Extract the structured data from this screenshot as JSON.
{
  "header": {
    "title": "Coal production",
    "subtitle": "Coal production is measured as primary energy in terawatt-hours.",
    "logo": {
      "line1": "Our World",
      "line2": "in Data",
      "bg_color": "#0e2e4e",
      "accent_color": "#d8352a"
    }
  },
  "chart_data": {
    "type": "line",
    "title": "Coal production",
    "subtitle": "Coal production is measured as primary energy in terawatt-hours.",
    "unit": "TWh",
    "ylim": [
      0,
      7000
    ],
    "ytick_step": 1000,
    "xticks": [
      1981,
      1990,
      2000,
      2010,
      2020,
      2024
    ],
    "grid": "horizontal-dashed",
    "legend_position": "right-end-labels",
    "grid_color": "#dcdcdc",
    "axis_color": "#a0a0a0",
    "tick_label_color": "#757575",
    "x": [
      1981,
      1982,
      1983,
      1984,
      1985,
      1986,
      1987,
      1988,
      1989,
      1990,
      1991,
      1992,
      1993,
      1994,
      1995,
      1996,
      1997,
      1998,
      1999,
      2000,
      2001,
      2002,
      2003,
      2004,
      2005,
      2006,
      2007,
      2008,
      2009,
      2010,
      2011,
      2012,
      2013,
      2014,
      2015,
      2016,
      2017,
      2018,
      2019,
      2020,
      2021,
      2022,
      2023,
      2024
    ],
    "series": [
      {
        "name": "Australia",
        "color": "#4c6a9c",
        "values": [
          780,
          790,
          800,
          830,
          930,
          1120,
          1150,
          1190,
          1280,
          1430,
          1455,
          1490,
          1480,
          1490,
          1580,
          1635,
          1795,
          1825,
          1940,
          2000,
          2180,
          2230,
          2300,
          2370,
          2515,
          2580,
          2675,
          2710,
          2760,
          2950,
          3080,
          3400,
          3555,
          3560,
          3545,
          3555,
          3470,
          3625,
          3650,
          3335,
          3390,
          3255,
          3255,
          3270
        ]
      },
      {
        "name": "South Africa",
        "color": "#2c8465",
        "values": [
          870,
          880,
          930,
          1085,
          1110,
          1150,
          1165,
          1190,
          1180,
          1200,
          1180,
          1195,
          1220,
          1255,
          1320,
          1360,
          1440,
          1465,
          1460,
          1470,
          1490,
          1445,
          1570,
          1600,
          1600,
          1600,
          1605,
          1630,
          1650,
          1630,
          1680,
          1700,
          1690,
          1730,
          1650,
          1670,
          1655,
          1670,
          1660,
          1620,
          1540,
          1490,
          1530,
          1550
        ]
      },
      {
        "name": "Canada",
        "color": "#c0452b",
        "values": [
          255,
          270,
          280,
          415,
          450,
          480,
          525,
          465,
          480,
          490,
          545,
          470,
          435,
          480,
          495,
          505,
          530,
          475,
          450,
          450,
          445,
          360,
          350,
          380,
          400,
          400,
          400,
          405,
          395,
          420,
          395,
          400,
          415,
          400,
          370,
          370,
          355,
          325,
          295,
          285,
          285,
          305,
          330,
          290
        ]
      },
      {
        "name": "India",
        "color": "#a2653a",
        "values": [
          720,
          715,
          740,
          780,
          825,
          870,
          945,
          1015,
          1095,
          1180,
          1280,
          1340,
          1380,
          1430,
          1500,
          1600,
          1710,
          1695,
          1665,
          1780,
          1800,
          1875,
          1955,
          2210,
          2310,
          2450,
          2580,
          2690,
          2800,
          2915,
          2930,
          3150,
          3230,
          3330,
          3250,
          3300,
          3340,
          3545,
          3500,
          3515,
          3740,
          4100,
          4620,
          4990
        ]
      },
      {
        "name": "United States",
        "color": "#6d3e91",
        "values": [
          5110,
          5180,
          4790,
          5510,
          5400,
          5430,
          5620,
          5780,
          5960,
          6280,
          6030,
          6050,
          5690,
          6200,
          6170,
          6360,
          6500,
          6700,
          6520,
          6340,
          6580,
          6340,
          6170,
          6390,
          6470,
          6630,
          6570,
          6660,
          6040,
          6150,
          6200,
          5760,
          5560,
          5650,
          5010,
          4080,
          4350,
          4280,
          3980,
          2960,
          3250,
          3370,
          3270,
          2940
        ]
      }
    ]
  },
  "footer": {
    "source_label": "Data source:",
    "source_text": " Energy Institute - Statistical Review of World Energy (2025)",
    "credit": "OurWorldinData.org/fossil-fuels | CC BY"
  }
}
- - -
What to work on:
Look above for every line with the word "name" and copy it.

Solved exercise:
        "name": "Australia",
        "name": "South Africa",
        "name": "Canada",
        "name": "India",
        "name": "United States",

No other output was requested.